RECORDS PROVIDED:

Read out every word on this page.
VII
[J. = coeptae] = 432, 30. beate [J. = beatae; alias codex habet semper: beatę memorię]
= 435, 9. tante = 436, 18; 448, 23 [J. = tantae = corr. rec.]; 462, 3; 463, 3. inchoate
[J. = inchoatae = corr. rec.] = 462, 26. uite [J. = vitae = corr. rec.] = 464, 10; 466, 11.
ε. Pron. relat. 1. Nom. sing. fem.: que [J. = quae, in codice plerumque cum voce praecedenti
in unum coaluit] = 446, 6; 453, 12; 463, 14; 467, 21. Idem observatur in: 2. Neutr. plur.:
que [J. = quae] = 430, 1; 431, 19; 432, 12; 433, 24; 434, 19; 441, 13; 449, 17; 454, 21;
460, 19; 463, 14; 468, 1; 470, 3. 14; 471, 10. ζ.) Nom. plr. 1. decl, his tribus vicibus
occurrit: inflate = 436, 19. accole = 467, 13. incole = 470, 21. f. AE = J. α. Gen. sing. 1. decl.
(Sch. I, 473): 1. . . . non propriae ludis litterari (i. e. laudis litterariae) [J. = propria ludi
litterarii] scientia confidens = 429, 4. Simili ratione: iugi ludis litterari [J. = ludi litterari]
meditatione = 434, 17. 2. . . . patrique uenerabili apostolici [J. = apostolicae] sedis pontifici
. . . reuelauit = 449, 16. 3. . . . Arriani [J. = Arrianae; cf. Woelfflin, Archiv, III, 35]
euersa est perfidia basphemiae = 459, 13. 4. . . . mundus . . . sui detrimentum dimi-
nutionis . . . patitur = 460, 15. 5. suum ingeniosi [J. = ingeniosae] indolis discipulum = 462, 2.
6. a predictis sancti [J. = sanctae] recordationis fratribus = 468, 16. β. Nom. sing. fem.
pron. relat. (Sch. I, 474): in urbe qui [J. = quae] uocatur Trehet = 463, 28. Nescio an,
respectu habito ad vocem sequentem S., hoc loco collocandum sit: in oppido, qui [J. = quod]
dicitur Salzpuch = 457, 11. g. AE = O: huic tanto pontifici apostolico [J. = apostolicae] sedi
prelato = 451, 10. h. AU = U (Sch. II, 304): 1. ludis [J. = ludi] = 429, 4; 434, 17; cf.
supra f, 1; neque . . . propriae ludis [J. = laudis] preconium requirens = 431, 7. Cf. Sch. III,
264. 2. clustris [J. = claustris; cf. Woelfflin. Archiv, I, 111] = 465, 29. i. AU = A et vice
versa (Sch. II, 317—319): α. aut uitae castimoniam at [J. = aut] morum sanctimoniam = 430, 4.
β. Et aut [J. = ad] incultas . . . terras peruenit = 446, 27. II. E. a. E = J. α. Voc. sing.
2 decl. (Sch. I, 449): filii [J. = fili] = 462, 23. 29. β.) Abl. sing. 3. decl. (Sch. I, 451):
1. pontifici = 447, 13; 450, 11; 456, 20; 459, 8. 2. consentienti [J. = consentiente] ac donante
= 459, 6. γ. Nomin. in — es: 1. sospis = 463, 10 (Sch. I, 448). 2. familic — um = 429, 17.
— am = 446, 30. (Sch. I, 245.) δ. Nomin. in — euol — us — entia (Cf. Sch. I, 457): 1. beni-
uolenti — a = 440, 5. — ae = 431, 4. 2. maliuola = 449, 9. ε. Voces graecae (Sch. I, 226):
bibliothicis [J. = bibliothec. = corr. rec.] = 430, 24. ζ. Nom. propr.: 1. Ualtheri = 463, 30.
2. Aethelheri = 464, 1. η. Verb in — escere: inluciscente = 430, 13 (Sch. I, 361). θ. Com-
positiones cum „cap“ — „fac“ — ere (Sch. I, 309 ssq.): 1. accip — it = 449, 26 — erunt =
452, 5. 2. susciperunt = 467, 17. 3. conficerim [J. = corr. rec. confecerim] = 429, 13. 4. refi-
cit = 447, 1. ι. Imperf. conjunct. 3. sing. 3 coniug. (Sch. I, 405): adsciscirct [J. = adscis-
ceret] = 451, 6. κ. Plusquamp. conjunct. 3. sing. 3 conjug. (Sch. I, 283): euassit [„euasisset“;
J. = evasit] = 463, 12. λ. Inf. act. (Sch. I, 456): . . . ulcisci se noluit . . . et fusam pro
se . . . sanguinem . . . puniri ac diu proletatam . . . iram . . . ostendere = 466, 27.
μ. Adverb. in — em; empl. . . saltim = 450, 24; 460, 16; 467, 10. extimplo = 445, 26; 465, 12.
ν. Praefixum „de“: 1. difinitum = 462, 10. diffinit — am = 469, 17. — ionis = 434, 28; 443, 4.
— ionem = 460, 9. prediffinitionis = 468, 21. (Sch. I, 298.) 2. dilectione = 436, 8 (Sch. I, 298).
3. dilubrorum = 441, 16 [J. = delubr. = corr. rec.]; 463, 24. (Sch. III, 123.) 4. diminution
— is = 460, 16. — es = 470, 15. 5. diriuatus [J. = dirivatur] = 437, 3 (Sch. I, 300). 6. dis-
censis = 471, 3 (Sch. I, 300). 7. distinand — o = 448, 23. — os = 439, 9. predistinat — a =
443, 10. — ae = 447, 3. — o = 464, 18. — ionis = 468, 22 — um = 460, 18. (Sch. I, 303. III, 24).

EXERCISE: Locate the word "decl" in the records and collect each line it appears in.

RESULT FOR THIS TASK:
460, 19; 463, 14; 468, 1; 470, 3. 14; 471, 10. ζ.) Nom. plr. 1. decl, his tribus vicibus
occurrit: inflate = 436, 19. accole = 467, 13. incole = 470, 21. f. AE = J. α. Gen. sing. 1. decl.
2 decl. (Sch. I, 449): filii [J. = fili] = 462, 23. 29. β.) Abl. sing. 3. decl. (Sch. I, 451):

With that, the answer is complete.